## DO THIS
Can all of these lines be returned exactly?

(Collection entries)
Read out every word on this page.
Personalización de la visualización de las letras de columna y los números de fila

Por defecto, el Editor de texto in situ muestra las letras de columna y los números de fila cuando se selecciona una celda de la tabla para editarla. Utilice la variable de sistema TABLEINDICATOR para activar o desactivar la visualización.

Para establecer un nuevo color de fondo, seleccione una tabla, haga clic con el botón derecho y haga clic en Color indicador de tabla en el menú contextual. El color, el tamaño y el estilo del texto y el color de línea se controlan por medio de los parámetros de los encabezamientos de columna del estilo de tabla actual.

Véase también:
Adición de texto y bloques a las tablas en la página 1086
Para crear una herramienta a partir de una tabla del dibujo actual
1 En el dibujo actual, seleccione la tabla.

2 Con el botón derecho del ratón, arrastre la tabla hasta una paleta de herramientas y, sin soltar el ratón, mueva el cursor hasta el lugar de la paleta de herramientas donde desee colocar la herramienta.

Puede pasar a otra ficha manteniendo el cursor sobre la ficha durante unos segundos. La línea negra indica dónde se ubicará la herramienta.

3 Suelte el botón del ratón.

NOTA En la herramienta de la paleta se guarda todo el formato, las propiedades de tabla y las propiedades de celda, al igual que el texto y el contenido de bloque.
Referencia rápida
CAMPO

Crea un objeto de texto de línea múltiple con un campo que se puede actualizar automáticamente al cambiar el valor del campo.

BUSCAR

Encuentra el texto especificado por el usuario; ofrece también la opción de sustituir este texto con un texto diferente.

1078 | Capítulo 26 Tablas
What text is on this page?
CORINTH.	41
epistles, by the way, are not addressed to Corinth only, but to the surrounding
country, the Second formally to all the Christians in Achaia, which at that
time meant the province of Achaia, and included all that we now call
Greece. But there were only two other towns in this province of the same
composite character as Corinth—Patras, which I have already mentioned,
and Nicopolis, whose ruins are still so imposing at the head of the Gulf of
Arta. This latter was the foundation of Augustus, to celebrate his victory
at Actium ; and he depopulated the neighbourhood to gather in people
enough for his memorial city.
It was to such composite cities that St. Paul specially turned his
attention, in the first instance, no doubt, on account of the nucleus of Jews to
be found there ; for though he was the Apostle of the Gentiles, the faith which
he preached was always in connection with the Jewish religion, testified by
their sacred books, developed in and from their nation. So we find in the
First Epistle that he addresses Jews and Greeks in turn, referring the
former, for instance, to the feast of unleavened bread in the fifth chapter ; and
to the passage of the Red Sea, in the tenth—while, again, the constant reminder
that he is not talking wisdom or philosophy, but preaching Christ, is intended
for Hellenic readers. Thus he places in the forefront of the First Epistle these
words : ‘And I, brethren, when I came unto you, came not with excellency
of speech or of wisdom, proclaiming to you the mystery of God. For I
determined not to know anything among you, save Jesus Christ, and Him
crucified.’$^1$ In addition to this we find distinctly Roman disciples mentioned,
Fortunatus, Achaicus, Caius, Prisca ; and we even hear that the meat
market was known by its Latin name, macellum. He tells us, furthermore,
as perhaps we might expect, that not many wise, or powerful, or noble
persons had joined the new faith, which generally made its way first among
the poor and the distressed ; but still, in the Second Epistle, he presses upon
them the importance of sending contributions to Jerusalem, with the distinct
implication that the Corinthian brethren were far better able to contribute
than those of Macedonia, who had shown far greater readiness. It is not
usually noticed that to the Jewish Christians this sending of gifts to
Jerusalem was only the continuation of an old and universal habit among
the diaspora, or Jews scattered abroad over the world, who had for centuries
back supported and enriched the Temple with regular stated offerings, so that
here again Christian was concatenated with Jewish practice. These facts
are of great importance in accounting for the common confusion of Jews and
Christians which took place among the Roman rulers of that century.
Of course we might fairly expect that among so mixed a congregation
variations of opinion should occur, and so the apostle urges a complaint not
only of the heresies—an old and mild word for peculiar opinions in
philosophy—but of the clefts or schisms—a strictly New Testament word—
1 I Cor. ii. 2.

## SOLUTION TO THIS TASK
Read out every word on this page.
Personalización de la visualización de las letras de columna y los números de fila

Por defecto, el Editor de texto in situ muestra las letras de columna y los números de fila cuando se selecciona una celda de la tabla para editarla. Utilice la variable de sistema TABLEINDICATOR para activar o desactivar la visualización.

Para establecer un nuevo color de fondo, seleccione una tabla, haga clic con el botón derecho y haga clic en Color indicador de tabla en el menú contextual. El color, el tamaño y el estilo del texto y el color de línea se controlan por medio de los parámetros de los encabezamientos de columna del estilo de tabla actual.

Véase también:
Adición de texto y bloques a las tablas en la página 1086
Para crear una herramienta a partir de una tabla del dibujo actual
1 En el dibujo actual, seleccione la tabla.

2 Con el botón derecho del ratón, arrastre la tabla hasta una paleta de herramientas y, sin soltar el ratón, mueva el cursor hasta el lugar de la paleta de herramientas donde desee colocar la herramienta.

Puede pasar a otra ficha manteniendo el cursor sobre la ficha durante unos segundos. La línea negra indica dónde se ubicará la herramienta.

3 Suelte el botón del ratón.

NOTA En la herramienta de la paleta se guarda todo el formato, las propiedades de tabla y las propiedades de celda, al igual que el texto y el contenido de bloque.
Referencia rápida
CAMPO

Crea un objeto de texto de línea múltiple con un campo que se puede actualizar automáticamente al cambiar el valor del campo.

BUSCAR

Encuentra el texto especificado por el usuario; ofrece también la opción de sustituir este texto con un texto diferente.

1078 | Capítulo 26 Tablas
What text is on this page?
CORINTH.	41
epistles, by the way, are not addressed to Corinth only, but to the surrounding
country, the Second formally to all the Christians in Achaia, which at that
time meant the province of Achaia, and included all that we now call
Greece. But there were only two other towns in this province of the same
composite character as Corinth—Patras, which I have already mentioned,
and Nicopolis, whose ruins are still so imposing at the head of the Gulf of
Arta. This latter was the foundation of Augustus, to celebrate his victory
at Actium ; and he depopulated the neighbourhood to gather in people
enough for his memorial city.
It was to such composite cities that St. Paul specially turned his
attention, in the first instance, no doubt, on account of the nucleus of Jews to
be found there ; for though he was the Apostle of the Gentiles, the faith which
he preached was always in connection with the Jewish religion, testified by
their sacred books, developed in and from their nation. So we find in the
First Epistle that he addresses Jews and Greeks in turn, referring the
former, for instance, to the feast of unleavened bread in the fifth chapter ; and
to the passage of the Red Sea, in the tenth—while, again, the constant reminder
that he is not talking wisdom or philosophy, but preaching Christ, is intended
for Hellenic readers. Thus he places in the forefront of the First Epistle these
words : ‘And I, brethren, when I came unto you, came not with excellency
of speech or of wisdom, proclaiming to you the mystery of God. For I
determined not to know anything among you, save Jesus Christ, and Him
crucified.’$^1$ In addition to this we find distinctly Roman disciples mentioned,
Fortunatus, Achaicus, Caius, Prisca ; and we even hear that the meat
market was known by its Latin name, macellum. He tells us, furthermore,
as perhaps we might expect, that not many wise, or powerful, or noble
persons had joined the new faith, which generally made its way first among
the poor and the distressed ; but still, in the Second Epistle, he presses upon
them the importance of sending contributions to Jerusalem, with the distinct
implication that the Corinthian brethren were far better able to contribute
than those of Macedonia, who had shown far greater readiness. It is not
usually noticed that to the Jewish Christians this sending of gifts to
Jerusalem was only the continuation of an old and universal habit among
the diaspora, or Jews scattered abroad over the world, who had for centuries
back supported and enriched the Temple with regular stated offerings, so that
here again Christian was concatenated with Jewish practice. These facts
are of great importance in accounting for the common confusion of Jews and
Christians which took place among the Roman rulers of that century.
Of course we might fairly expect that among so mixed a congregation
variations of opinion should occur, and so the apostle urges a complaint not
only of the heresies—an old and mild word for peculiar opinions in
philosophy—but of the clefts or schisms—a strictly New Testament word—
1 I Cor. ii. 2.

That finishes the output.